*Data listing:*
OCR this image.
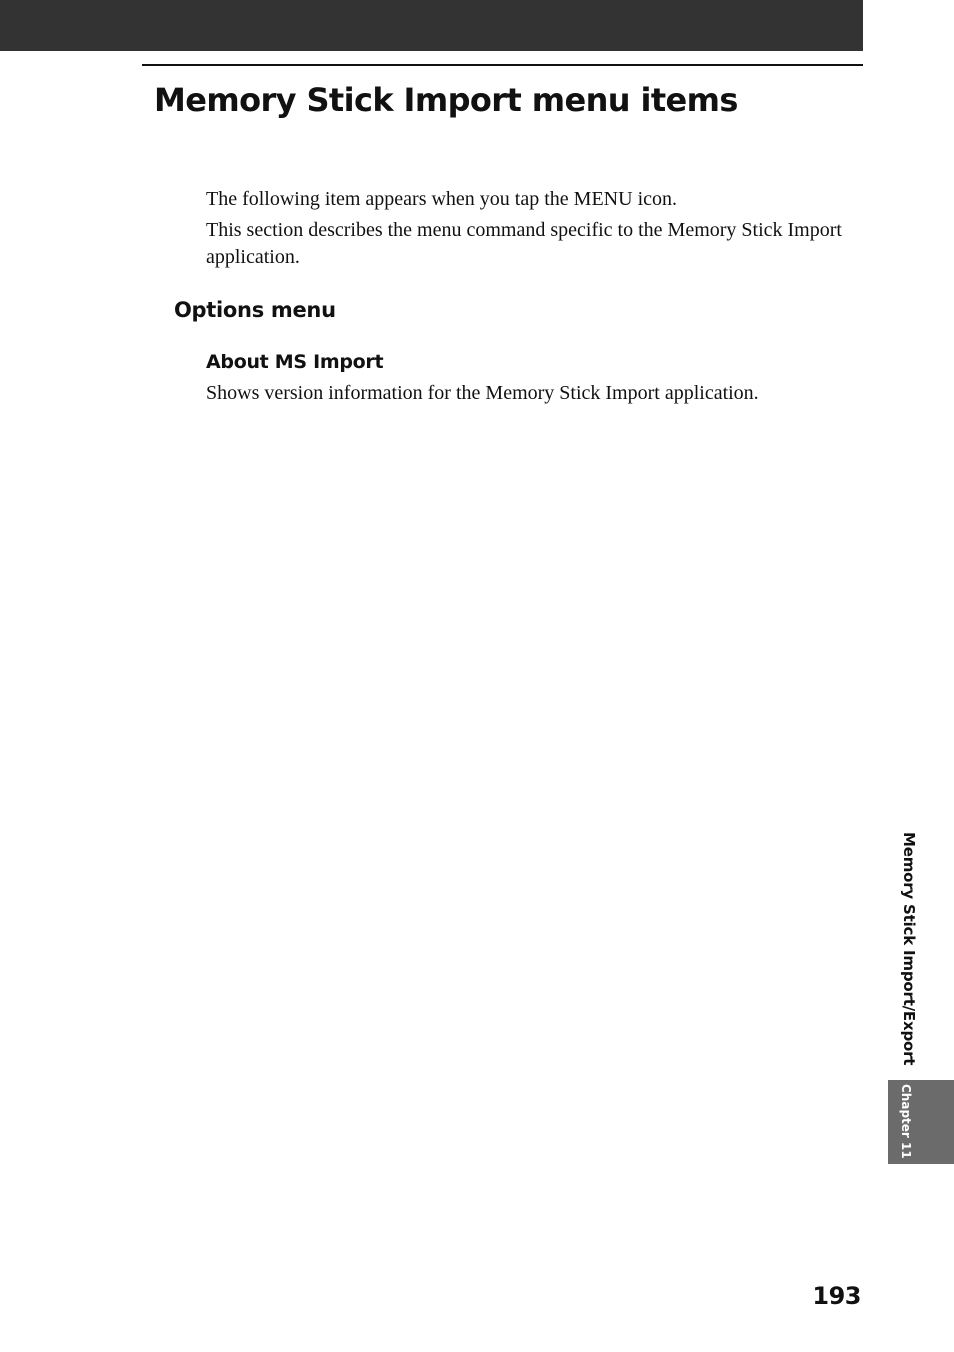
Memory Stick Import menu items

The following item appears when you tap the MENU icon.

This section describes the menu command specific to the Memory Stick Import application.

Options menu
About MS Import

Shows version information for the Memory Stick Import application.

Memory Stick Import/Export
Chapter 11
193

*Objective:* Copy out the whole listing exactly, and don't carry over any pictures.

*Reply:*
OCR this image.
Memory Stick Import menu items

The following item appears when you tap the MENU icon.

This section describes the menu command specific to the Memory Stick Import application.

Options menu
About MS Import

Shows version information for the Memory Stick Import application.

Memory Stick Import/Export
Chapter 11
193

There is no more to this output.